- [WHAT IS NEEDED]
Rewrite the listing from its first line through the line that contains "x-tick-label: 4 [1705,899,1712,914]", swapping "Printer" for "Scanner" and leaving everything else the same.

===== DATASET

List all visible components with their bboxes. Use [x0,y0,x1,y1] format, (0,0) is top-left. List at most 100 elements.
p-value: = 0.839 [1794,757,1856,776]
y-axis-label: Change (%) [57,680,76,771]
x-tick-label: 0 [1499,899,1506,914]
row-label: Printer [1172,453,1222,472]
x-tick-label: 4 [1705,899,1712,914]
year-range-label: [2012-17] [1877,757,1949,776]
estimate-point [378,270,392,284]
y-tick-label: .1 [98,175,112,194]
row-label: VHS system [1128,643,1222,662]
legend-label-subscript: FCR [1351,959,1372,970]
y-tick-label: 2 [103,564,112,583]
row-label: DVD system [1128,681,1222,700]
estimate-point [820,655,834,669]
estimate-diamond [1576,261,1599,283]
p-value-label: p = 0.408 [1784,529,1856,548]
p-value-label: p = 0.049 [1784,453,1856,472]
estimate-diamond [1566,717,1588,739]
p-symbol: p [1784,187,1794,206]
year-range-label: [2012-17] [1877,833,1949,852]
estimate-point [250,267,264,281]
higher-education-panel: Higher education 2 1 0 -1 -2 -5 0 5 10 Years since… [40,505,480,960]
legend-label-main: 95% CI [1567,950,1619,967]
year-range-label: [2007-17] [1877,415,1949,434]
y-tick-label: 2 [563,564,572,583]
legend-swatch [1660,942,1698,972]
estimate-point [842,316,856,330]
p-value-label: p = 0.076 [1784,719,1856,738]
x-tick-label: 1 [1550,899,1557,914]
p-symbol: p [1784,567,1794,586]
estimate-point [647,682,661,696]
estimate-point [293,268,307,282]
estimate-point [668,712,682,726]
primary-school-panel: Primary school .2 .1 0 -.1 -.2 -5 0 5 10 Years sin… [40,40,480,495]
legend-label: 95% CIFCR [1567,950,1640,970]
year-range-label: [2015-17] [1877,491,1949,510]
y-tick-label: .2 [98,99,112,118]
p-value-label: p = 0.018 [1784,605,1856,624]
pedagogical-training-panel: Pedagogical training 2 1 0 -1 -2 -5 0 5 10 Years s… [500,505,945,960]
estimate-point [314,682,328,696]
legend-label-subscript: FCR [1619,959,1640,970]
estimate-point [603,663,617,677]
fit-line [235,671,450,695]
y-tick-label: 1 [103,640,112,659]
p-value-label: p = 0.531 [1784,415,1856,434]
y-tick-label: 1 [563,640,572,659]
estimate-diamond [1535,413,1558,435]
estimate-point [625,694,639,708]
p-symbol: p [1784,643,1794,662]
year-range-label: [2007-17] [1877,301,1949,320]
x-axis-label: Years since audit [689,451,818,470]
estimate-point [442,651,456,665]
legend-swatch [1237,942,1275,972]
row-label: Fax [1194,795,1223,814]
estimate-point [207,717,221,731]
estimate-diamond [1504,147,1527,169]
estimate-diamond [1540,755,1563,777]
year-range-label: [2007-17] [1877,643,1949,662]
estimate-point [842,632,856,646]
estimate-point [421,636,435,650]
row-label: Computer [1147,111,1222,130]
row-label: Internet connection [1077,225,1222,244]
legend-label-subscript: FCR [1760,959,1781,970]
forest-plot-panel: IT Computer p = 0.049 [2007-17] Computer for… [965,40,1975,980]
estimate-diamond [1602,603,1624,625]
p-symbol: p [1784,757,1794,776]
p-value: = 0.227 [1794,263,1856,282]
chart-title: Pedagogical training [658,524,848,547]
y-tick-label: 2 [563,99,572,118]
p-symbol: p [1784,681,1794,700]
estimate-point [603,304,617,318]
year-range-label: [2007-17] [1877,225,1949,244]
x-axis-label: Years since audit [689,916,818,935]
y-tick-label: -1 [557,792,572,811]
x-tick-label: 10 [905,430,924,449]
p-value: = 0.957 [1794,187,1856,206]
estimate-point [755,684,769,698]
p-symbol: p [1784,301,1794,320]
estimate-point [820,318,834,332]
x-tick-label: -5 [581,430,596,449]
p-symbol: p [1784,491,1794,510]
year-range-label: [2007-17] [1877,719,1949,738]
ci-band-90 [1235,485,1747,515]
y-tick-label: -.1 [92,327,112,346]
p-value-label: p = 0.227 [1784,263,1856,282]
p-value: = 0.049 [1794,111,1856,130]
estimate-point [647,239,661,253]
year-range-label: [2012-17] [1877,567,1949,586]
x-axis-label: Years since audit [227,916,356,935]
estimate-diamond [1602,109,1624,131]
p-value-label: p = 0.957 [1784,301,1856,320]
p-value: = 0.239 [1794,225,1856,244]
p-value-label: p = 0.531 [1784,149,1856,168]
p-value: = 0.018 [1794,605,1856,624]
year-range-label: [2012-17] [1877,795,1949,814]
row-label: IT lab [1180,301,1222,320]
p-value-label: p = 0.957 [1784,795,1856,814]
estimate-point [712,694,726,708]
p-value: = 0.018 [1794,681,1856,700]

==========

- [EXERCISE OUTPUT]
List all visible components with their bboxes. Use [x0,y0,x1,y1] format, (0,0) is top-left. List at most 100 elements.
p-value: = 0.839 [1794,757,1856,776]
y-axis-label: Change (%) [57,680,76,771]
x-tick-label: 0 [1499,899,1506,914]
row-label: Scanner [1172,453,1222,472]
x-tick-label: 4 [1705,899,1712,914]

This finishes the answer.